◆ **What the exercise asks**: Show all lines holding "middle".

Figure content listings
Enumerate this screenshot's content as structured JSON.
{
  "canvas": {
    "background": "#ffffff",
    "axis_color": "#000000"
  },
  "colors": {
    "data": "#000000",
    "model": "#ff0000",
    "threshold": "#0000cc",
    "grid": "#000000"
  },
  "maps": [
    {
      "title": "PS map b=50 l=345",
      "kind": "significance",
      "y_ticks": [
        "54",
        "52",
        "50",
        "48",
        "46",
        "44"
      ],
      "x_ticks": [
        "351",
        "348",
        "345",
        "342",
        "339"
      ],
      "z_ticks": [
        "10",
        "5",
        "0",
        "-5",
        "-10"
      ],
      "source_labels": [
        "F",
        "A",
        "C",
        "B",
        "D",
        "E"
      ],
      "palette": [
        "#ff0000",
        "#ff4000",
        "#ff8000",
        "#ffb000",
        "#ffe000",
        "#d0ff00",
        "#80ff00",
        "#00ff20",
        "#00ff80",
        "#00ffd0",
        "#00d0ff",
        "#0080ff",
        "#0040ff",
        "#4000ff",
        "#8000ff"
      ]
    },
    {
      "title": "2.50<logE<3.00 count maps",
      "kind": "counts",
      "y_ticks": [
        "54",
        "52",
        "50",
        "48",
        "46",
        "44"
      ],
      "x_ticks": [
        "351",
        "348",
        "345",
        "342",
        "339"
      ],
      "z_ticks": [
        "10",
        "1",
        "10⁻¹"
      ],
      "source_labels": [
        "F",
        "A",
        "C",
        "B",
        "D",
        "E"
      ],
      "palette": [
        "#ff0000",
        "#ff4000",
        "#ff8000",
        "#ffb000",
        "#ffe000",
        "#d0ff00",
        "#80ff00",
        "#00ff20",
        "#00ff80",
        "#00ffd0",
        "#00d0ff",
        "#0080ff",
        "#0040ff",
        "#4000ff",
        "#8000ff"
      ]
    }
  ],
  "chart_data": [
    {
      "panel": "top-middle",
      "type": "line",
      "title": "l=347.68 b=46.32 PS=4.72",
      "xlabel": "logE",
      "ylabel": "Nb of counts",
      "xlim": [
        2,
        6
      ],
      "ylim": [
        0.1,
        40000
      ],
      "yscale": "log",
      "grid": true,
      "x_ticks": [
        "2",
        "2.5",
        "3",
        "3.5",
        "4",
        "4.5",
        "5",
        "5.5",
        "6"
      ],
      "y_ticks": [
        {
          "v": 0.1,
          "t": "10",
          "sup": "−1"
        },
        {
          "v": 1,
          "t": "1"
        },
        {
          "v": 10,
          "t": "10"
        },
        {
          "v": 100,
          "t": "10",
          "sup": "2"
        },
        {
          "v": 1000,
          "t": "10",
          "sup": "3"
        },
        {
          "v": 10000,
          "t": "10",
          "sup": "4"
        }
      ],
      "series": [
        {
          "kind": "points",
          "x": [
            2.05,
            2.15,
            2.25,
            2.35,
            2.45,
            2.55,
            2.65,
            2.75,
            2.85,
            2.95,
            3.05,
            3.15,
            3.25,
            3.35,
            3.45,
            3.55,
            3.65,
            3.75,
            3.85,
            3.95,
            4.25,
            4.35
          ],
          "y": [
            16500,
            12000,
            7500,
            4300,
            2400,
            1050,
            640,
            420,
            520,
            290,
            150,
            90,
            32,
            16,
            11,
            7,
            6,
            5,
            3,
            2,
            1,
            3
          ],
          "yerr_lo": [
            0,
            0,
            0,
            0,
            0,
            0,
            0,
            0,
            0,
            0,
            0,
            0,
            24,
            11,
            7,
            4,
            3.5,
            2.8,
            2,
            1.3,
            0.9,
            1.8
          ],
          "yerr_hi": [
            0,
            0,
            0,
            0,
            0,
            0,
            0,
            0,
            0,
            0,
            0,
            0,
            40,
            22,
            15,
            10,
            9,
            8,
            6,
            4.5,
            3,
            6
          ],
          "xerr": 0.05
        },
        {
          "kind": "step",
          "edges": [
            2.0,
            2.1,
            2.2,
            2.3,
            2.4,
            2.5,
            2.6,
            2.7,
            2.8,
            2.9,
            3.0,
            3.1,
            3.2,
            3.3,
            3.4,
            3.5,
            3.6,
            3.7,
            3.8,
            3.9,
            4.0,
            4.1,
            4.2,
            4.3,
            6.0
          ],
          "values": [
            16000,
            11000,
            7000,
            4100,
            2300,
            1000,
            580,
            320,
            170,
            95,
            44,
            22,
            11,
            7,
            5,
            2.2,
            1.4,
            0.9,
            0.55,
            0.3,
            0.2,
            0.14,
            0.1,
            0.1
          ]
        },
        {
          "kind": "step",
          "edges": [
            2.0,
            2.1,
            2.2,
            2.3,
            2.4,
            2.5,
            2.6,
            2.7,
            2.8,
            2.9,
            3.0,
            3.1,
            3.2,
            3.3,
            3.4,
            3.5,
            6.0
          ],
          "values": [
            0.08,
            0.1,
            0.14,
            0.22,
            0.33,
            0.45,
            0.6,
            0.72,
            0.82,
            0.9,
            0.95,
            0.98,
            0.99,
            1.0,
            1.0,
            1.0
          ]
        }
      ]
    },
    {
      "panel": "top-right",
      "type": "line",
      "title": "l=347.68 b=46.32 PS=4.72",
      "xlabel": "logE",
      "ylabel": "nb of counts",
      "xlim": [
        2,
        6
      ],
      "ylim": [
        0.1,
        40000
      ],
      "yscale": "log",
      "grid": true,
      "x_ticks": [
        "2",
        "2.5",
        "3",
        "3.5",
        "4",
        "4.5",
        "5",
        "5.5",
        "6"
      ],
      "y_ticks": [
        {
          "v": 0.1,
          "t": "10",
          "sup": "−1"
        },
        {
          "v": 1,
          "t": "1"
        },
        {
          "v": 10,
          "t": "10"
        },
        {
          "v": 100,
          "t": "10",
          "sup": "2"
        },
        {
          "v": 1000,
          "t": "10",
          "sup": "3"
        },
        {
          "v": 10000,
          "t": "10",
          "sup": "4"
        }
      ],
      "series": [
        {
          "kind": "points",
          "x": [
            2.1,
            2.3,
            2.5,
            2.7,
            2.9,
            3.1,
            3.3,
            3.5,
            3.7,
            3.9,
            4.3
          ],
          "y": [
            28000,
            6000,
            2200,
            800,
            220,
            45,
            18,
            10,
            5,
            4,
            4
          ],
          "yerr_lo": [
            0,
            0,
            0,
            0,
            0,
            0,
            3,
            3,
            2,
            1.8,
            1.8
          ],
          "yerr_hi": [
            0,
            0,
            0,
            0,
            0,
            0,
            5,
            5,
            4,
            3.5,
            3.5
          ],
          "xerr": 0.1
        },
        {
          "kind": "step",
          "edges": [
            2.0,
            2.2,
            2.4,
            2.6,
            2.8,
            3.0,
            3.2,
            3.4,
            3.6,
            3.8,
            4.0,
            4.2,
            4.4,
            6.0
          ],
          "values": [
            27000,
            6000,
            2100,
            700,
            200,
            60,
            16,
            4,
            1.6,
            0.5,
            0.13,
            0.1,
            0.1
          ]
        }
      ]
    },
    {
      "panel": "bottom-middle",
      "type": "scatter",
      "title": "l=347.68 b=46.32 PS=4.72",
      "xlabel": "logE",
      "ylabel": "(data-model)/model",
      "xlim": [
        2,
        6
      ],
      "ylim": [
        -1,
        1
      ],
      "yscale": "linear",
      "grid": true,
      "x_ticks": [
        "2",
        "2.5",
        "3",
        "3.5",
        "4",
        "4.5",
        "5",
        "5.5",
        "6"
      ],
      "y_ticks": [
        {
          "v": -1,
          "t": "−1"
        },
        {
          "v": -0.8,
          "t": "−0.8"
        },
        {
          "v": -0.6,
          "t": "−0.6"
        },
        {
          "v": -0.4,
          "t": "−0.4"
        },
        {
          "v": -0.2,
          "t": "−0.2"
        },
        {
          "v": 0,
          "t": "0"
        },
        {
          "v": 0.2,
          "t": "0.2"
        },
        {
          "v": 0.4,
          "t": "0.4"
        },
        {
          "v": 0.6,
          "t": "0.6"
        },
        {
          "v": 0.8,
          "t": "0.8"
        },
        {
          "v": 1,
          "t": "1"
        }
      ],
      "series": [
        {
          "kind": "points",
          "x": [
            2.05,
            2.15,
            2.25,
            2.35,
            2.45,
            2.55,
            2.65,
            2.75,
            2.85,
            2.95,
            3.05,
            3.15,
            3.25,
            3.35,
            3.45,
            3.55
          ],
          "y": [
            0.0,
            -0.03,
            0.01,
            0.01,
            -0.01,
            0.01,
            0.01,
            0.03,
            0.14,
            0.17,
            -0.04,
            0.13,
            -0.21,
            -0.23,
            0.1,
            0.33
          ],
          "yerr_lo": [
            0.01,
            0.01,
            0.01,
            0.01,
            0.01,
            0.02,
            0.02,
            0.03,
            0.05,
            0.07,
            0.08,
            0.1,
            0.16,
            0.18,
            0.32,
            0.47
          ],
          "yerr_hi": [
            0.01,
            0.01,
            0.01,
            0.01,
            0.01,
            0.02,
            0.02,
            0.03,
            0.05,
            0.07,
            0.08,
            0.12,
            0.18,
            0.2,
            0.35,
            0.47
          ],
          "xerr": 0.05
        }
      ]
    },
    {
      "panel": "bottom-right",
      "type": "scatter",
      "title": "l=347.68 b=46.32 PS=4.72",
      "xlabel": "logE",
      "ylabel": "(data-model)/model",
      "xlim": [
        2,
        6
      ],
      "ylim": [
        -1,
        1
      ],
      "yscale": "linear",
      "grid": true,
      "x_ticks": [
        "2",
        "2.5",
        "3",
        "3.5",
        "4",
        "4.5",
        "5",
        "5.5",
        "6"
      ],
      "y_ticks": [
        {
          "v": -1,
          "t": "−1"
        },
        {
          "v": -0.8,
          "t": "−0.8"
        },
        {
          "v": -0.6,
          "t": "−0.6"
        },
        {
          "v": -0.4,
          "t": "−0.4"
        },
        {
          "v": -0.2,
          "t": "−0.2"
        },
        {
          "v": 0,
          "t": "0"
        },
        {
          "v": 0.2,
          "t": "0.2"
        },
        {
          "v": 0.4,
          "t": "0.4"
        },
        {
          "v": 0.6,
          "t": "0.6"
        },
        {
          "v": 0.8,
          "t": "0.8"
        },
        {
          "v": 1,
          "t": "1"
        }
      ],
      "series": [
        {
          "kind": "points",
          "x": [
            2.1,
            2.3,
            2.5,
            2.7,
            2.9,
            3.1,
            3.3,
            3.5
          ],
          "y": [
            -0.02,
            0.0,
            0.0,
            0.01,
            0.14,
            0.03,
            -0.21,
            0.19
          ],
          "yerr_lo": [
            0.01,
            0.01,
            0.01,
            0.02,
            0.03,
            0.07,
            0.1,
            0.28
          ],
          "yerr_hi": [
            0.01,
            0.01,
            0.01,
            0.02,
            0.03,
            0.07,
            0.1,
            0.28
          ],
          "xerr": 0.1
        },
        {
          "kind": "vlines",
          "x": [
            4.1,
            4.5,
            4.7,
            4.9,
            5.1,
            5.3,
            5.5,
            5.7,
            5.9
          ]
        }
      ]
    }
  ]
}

◆ **Answer**:
      "panel": "top-middle",
      "panel": "bottom-middle",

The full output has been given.